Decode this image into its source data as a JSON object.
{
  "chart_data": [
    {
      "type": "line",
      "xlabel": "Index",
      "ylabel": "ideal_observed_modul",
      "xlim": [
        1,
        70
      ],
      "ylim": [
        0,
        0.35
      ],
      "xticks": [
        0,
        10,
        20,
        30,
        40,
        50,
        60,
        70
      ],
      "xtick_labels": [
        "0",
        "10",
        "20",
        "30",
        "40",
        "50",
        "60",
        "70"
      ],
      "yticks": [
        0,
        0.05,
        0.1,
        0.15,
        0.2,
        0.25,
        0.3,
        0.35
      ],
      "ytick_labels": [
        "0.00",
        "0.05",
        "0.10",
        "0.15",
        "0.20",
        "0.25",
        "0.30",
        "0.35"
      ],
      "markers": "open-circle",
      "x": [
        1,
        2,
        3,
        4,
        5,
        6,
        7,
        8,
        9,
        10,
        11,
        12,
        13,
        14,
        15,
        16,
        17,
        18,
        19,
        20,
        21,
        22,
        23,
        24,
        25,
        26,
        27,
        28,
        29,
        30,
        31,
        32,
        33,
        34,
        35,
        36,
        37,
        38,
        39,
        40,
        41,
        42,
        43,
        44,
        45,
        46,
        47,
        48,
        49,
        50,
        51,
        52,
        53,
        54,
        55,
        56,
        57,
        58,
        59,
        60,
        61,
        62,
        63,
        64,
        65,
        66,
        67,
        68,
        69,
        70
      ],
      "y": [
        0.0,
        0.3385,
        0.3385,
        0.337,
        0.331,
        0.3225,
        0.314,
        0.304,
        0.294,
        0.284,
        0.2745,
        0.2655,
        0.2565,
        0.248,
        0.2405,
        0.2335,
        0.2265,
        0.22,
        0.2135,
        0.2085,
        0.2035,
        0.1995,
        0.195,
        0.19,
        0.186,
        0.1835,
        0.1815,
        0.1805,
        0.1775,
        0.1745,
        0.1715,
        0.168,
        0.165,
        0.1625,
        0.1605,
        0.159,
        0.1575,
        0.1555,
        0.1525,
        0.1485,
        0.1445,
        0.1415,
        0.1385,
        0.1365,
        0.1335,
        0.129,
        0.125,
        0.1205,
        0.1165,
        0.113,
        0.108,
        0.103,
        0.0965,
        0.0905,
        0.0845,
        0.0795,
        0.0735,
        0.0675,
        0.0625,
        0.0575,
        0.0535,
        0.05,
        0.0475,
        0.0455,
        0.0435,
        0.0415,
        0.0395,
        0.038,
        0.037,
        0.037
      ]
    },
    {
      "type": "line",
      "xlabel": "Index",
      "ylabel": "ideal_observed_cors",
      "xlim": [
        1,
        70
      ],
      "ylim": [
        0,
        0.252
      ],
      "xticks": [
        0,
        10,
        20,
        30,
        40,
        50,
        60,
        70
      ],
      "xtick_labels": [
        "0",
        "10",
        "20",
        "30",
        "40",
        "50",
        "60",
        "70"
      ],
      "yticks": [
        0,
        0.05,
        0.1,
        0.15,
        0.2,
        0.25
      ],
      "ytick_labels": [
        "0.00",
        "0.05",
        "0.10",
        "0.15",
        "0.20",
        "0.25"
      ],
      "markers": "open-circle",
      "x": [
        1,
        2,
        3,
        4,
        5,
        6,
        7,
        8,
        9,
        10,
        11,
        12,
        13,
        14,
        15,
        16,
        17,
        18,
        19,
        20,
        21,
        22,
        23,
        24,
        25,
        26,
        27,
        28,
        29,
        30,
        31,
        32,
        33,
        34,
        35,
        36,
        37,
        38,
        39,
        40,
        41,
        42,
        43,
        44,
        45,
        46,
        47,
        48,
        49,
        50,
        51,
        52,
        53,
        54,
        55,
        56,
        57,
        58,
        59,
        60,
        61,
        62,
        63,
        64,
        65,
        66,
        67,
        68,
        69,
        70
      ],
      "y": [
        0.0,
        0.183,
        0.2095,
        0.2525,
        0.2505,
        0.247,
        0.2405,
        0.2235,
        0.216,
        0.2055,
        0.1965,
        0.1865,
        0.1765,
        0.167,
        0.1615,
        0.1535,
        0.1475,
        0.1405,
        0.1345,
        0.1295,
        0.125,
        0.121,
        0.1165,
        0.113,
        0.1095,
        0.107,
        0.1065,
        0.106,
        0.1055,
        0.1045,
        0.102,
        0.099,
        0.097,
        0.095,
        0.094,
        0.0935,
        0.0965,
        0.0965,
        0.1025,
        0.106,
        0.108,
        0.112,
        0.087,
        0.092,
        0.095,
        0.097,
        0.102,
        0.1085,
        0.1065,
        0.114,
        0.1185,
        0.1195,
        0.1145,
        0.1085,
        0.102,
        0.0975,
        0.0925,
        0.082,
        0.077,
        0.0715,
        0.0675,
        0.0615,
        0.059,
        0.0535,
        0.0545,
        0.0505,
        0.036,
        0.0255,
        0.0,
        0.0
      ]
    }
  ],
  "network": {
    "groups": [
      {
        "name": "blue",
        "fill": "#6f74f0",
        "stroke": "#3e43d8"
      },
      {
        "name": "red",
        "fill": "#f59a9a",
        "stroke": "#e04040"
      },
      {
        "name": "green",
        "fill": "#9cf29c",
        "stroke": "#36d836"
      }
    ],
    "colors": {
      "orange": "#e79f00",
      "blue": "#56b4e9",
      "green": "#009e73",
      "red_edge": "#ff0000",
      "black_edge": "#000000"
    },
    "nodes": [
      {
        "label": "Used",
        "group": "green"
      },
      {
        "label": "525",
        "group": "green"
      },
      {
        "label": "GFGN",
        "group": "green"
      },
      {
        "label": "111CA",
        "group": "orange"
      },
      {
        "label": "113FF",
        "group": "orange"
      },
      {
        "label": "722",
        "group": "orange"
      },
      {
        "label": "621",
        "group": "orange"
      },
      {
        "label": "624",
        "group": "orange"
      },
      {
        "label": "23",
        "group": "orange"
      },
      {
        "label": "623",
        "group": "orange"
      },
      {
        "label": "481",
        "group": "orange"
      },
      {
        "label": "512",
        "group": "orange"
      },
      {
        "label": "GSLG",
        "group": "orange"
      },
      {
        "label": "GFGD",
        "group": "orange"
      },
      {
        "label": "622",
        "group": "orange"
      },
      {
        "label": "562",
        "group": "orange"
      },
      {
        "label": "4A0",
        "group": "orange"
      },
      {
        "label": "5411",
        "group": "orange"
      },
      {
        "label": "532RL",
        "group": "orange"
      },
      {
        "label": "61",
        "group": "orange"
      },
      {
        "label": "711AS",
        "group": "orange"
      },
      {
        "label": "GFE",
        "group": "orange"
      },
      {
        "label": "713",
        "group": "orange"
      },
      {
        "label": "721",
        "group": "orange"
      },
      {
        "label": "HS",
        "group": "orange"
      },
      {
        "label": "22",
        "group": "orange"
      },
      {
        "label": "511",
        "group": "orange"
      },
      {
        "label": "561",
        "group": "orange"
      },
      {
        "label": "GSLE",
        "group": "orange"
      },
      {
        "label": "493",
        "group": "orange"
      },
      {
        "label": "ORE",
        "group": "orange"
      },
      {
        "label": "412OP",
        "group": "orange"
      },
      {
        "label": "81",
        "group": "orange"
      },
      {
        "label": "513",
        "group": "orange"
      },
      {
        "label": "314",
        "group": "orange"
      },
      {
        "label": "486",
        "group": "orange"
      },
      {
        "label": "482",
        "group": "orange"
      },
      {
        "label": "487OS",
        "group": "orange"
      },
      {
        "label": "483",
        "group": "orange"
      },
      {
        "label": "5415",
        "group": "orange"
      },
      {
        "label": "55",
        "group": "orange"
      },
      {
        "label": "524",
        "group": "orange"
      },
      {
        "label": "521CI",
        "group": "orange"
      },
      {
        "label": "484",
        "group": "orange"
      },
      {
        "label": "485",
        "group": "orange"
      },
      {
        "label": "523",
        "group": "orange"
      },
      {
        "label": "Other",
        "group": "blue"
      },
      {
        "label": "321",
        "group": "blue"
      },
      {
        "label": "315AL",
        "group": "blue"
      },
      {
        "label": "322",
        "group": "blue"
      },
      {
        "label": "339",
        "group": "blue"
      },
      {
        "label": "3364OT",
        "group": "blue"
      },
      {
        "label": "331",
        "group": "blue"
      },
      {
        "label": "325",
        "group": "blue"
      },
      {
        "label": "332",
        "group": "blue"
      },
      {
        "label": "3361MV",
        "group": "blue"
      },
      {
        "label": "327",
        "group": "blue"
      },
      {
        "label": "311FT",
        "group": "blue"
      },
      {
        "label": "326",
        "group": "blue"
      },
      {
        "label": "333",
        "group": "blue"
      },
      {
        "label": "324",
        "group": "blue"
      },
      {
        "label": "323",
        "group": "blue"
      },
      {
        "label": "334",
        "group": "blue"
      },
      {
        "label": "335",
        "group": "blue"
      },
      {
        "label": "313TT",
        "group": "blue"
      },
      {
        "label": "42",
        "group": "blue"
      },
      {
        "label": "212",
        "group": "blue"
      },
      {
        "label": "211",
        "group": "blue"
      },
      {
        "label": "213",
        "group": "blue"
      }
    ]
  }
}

→ **WHAT IS EXPECTED**:
Return each line that includes "fill".

→ **REPLY**:
        "fill": "#6f74f0",
        "fill": "#f59a9a",
        "fill": "#9cf29c",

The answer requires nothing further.